Records from a dataset:

·····

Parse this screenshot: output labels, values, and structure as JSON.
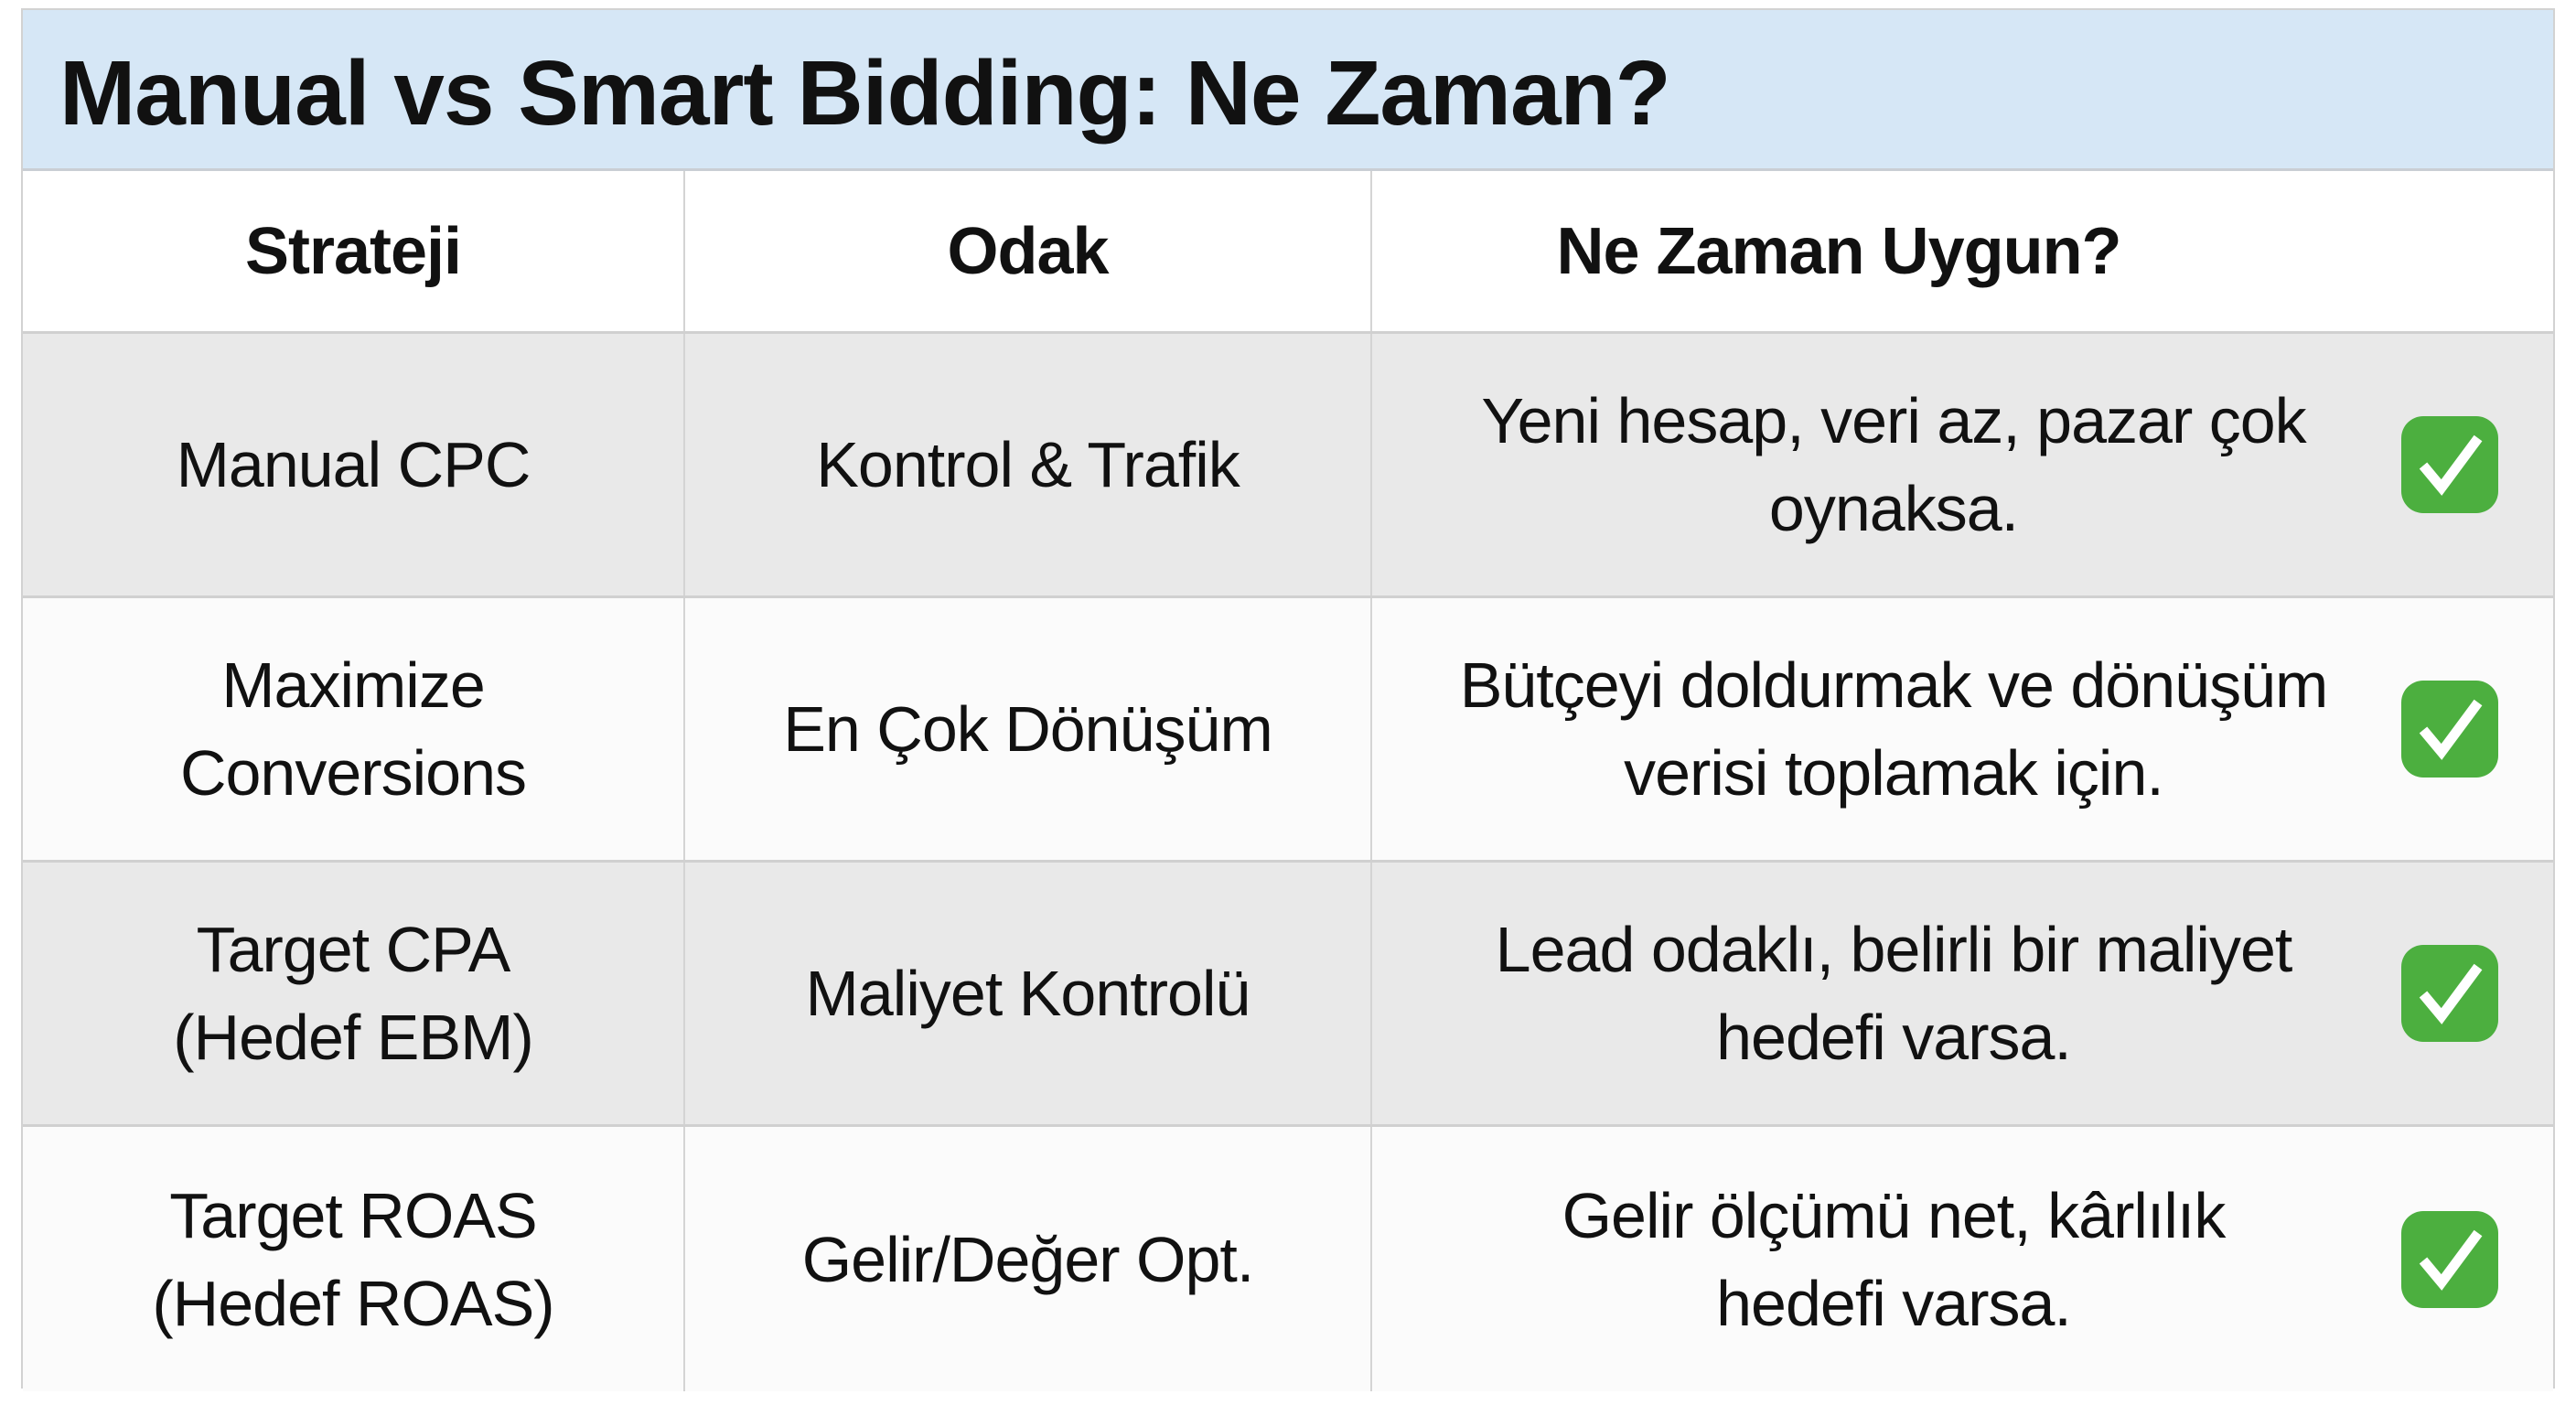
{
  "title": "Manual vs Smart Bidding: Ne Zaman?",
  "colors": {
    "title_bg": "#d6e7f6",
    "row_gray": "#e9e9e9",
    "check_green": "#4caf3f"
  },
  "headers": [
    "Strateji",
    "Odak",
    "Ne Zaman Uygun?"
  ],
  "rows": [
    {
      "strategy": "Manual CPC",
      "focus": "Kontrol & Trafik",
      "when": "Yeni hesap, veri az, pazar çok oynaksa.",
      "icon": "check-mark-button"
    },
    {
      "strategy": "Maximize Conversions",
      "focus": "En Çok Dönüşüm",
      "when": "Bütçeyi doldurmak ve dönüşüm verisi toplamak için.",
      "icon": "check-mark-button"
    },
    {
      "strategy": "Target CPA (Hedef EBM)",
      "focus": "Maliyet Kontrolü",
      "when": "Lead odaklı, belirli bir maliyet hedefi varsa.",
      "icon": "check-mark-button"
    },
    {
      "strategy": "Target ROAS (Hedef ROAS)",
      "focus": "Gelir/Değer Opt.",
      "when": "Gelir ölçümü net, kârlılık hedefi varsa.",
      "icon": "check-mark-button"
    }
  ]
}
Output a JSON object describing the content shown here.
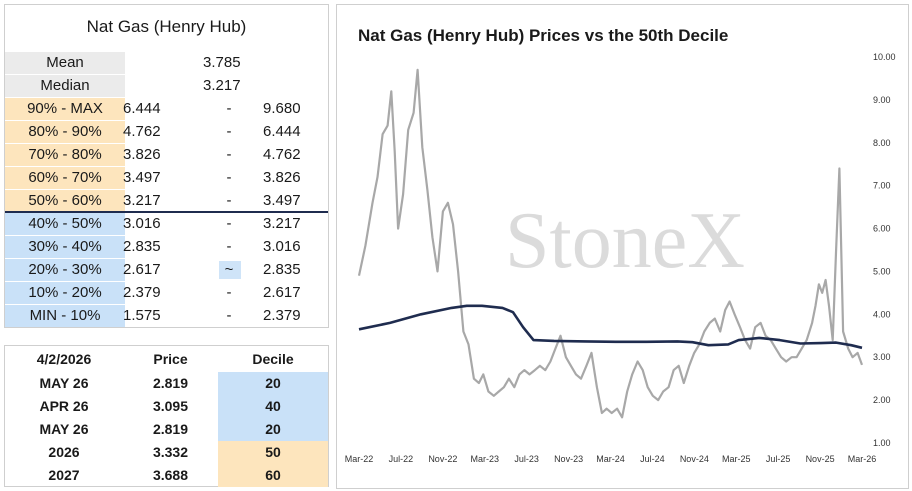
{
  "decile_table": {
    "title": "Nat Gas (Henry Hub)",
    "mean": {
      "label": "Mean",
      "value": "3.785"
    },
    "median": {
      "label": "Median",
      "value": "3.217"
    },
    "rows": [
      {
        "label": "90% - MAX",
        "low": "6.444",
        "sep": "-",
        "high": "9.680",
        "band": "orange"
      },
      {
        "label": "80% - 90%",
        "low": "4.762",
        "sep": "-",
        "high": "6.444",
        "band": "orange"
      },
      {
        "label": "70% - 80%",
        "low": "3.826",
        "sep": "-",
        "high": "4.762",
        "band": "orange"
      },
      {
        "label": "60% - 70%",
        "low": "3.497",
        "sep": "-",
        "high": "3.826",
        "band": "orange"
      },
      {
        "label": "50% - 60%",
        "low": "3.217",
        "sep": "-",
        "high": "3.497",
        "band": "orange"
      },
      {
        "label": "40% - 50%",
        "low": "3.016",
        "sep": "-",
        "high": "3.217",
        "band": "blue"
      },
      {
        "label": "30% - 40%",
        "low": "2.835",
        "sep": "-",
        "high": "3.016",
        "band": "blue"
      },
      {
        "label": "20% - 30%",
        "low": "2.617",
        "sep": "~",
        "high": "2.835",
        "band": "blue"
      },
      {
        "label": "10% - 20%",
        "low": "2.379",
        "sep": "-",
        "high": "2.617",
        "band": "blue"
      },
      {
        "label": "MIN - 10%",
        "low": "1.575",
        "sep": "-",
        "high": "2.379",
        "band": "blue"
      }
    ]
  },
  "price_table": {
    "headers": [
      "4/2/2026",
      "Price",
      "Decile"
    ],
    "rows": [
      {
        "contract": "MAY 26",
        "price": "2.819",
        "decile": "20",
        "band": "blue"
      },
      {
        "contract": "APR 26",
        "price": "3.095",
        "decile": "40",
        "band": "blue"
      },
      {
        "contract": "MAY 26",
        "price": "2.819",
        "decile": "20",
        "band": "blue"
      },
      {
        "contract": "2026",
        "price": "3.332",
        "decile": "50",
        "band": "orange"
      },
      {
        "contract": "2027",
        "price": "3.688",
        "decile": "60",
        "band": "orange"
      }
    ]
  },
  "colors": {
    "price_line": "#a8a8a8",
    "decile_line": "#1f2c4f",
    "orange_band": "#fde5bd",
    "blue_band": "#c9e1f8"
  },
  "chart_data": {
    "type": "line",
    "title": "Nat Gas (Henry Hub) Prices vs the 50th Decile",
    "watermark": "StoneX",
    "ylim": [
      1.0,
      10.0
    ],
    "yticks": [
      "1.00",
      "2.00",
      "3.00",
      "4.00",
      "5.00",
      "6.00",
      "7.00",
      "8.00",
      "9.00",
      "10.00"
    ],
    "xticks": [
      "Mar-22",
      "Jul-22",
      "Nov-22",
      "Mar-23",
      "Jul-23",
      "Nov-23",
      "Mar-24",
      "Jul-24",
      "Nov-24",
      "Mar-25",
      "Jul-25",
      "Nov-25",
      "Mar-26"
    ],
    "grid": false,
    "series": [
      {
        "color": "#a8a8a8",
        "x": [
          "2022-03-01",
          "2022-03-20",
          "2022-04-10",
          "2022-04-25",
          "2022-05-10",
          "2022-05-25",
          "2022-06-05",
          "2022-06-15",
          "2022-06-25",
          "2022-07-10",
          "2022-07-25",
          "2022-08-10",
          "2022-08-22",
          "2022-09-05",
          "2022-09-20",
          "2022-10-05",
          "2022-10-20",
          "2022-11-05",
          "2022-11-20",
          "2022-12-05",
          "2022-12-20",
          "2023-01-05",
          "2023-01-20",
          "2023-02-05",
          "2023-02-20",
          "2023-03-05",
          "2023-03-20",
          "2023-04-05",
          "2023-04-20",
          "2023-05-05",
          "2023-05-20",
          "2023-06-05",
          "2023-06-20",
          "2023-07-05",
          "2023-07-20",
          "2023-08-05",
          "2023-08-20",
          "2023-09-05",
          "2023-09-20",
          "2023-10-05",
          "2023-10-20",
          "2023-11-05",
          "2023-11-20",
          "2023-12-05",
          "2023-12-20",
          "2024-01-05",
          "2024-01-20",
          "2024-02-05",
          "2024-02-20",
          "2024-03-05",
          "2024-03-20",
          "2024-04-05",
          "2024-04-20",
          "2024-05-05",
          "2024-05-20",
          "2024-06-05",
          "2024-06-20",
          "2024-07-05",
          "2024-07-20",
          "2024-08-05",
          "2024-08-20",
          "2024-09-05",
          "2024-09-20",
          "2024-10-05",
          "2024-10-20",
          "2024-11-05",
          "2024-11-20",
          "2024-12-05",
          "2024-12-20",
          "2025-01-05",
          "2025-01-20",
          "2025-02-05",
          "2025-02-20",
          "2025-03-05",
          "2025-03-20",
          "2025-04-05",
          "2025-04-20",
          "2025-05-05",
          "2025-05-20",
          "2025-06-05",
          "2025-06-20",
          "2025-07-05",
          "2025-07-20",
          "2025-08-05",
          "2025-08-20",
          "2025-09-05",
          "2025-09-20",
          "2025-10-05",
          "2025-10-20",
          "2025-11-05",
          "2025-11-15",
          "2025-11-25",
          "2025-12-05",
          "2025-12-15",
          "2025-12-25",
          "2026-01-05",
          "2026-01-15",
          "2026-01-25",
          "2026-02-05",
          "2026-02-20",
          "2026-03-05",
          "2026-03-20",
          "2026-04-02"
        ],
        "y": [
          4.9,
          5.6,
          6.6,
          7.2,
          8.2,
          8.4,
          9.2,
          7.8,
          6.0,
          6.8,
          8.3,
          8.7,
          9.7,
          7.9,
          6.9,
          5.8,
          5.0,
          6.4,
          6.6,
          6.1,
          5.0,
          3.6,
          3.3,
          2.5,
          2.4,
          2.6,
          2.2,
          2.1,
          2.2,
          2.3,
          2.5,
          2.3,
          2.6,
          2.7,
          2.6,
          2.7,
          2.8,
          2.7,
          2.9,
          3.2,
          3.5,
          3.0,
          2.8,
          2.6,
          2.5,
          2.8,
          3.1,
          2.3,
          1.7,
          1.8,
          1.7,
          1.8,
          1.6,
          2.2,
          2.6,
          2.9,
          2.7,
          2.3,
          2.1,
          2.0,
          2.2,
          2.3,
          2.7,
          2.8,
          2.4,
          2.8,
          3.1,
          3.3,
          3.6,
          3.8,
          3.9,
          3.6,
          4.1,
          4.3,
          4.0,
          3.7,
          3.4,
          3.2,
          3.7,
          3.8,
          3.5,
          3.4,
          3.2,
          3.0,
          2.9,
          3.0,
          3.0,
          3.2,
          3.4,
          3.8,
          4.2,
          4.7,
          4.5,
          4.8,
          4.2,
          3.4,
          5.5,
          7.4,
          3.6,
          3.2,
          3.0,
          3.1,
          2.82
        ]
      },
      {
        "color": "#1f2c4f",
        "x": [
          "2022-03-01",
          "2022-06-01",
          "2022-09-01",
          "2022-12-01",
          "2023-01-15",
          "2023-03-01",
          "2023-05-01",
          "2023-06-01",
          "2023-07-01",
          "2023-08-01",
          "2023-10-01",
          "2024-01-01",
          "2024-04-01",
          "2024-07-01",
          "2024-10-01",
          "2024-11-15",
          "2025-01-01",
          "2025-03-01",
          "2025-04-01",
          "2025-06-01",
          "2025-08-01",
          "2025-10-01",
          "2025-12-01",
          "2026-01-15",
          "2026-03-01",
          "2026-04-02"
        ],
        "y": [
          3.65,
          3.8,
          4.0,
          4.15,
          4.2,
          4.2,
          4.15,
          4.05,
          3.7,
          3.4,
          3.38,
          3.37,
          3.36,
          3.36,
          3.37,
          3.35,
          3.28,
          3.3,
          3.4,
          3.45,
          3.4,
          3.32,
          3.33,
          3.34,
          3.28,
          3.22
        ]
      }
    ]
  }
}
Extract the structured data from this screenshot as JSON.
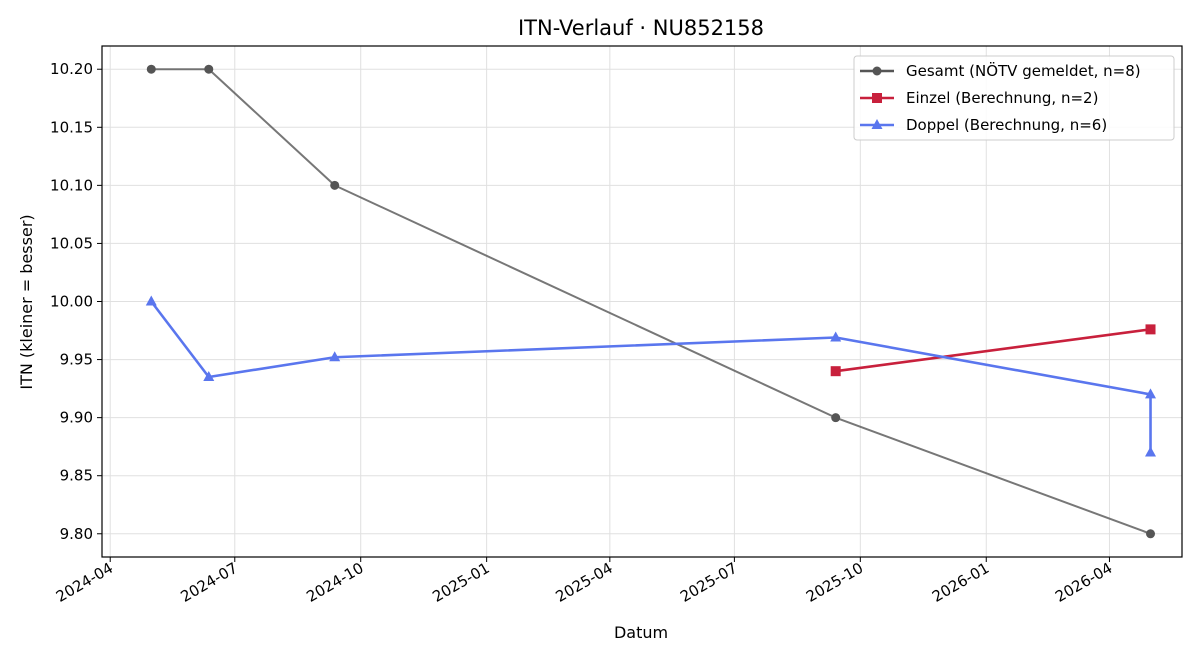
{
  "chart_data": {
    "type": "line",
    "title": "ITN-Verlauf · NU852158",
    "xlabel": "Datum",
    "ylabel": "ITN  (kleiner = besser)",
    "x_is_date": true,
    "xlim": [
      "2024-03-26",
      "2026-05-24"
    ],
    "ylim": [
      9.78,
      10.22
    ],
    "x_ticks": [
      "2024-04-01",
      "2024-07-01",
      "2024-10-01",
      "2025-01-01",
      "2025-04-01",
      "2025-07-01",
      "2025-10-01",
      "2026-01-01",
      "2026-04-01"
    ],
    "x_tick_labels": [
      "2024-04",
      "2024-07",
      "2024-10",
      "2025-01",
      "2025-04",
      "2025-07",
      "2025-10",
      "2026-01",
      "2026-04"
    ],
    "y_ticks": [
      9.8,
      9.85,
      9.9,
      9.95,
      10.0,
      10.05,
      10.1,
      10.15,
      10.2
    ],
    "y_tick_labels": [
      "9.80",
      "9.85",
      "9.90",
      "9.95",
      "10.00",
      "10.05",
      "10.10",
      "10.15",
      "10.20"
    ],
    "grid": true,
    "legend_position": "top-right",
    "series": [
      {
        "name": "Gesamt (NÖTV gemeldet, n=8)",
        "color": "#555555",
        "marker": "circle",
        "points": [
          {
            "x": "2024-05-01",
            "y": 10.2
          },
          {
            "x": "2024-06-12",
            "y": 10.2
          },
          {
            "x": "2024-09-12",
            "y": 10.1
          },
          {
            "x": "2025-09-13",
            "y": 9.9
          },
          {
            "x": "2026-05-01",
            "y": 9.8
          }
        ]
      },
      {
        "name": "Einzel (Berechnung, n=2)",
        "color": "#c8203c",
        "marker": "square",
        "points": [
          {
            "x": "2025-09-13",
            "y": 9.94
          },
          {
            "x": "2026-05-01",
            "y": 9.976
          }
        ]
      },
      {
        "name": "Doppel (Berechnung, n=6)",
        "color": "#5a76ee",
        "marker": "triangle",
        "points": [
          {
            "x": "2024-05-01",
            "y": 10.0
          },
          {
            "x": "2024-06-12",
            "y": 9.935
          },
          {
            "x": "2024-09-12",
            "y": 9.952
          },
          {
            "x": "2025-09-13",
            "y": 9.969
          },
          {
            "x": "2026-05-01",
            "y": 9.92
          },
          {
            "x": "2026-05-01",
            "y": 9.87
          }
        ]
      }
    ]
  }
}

·····

Short task: Determine the number of lines in the listing that contain the string "Henry". Write that number and nothing else.

Result of the exercise: 2